**TO-DO LIST:**
1. List every state constant that the code review excerpt assigns to pds->state.
2. In the code review excerpt, which lock does the reviewer suggest holding over the entire loop?
3. From the code review excerpt, echo the stretch from "You should probably" through "(ret == -ENXIO)".

**EXTRACT PROVIDED:**
━━━
As written right now you don't need _safe here, because in the only case
you're modifying the list you end up exiting the loop.

> +		if (!pds->need_servreg_lookup)
> +			continue;
> +
> +		pds->need_servreg_lookup = false;
> +		mutex_unlock(&pdr->list_lock);

You should probably just hold on to list_lock over this entire loop.

> +
> +		ret = pdr_locate_service(pdr, pds);
> +		if (ret < 0) {
> +			if (ret == -ENXIO)
> +				pds->state = SERVREG_LOCATOR_UNKNOWN_SERVICE;
> +			else if (ret == -EAGAIN)
> +				pds->state = SERVREG_LOCATOR_DB_UPDATED;

Isn't this something that we should recover from?

> +			else
> +				pds->state = SERVREG_LOCATOR_ERR;
> +
> +			pr_err("PDR: service lookup for %s failed: %d\n",
> +			       pds->service_name, ret);
> +
> +			/* Remove from lookup list */
> +			mutex_lock(&pdr->list_lock);
> +			list_del(&pds->node);

What should I do in my driver when this happens?

> +			mutex_unlock(&pdr->list_lock);
> +
> +			/* Notify Lookup failed */
> +			mutex_lock(&pdr->status_lock);
> +			pdr->status(pdr, pds);
> +			mutex_unlock(&pdr->status_lock);
> +			kfree(pds);
> +		} else {
> +			pdr_servreg_link_create(pdr, pds);
> +		}
> +
> +		return;

There might be more pds entries with need_servreg_lookup in the list,
shouldn't we allow this to continue?

This would though imply that you should hold onto the list_lock over the
entire loop, which I think looks fine.
━━━
**SUPPLIED RECORDS:**
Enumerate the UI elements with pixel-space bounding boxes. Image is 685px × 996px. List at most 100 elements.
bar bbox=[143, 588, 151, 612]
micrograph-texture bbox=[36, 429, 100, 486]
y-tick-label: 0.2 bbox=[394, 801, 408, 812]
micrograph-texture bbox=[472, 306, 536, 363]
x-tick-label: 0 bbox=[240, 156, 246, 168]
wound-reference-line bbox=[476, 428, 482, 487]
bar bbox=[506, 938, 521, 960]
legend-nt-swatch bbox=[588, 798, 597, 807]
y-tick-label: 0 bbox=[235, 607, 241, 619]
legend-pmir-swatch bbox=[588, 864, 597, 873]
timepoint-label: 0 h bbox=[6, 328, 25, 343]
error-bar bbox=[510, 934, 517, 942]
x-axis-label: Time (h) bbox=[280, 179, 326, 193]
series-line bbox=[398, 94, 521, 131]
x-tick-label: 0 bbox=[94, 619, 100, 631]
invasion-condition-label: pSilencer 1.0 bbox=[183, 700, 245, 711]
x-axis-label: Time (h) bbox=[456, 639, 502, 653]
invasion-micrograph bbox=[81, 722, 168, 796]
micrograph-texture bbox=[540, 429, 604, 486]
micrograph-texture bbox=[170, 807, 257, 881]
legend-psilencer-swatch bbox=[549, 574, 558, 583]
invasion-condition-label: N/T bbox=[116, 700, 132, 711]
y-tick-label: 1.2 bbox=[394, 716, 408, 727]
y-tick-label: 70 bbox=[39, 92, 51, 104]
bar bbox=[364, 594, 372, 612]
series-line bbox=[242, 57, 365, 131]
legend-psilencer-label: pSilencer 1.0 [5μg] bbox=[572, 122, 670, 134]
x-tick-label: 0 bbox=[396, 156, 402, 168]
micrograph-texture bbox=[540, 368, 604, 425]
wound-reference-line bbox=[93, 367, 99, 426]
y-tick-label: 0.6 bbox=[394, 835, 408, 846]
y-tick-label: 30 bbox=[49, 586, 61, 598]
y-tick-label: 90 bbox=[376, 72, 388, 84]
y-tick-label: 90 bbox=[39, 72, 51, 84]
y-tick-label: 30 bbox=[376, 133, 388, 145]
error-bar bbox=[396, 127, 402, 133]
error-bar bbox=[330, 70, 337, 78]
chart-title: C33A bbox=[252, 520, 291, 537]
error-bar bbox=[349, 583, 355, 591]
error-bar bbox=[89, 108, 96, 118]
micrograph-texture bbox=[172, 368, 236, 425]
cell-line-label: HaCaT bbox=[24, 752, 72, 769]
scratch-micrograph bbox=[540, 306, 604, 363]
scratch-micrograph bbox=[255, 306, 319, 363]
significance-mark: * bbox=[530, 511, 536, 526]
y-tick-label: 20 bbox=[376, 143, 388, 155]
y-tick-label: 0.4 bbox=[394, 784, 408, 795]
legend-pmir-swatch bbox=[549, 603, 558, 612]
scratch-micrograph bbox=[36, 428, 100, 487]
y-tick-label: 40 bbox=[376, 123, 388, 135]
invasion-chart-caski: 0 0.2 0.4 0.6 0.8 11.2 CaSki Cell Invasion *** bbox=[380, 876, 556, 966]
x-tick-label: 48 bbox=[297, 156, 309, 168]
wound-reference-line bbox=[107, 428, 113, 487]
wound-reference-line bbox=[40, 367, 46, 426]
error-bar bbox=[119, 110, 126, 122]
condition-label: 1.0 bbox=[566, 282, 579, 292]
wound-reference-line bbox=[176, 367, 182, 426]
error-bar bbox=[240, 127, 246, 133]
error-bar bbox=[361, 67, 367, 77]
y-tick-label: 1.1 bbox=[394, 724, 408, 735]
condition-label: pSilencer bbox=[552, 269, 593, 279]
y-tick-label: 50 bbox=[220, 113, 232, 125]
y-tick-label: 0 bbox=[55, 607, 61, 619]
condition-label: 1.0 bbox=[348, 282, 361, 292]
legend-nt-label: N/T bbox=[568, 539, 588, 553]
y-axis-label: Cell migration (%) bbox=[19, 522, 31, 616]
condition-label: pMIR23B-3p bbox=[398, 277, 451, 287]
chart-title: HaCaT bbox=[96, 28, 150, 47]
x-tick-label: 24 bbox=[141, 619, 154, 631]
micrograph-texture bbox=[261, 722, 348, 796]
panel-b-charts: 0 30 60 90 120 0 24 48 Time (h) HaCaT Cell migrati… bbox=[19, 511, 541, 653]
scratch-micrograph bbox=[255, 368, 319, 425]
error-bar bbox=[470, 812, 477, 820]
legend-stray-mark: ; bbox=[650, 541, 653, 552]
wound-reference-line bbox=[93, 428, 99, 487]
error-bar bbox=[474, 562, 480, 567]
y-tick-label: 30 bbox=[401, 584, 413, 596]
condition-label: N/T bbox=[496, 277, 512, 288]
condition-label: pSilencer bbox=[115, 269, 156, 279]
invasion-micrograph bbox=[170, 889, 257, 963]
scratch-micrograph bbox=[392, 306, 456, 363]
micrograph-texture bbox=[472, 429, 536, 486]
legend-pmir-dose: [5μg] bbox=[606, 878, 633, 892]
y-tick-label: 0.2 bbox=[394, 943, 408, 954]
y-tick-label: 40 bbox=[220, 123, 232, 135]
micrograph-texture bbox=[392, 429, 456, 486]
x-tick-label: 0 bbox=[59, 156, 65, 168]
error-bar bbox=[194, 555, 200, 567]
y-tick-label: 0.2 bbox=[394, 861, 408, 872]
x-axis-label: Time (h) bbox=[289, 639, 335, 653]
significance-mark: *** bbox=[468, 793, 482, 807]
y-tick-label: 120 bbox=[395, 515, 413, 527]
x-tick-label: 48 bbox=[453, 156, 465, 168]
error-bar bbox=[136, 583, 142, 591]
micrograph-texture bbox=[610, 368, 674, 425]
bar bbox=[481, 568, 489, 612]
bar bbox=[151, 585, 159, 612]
━━━
**RESPONSES IN ORDER:**
1.
SERVREG_LOCATOR_UNKNOWN_SERVICE
SERVREG_LOCATOR_DB_UPDATED
SERVREG_LOCATOR_ERR

2. list_lock.

3.
You should probably just hold on to list_lock over this entire loop.

> +
> +		ret = pdr_locate_service(pdr, pds);
> +		if (ret < 0) {
> +			if (ret == -ENXIO)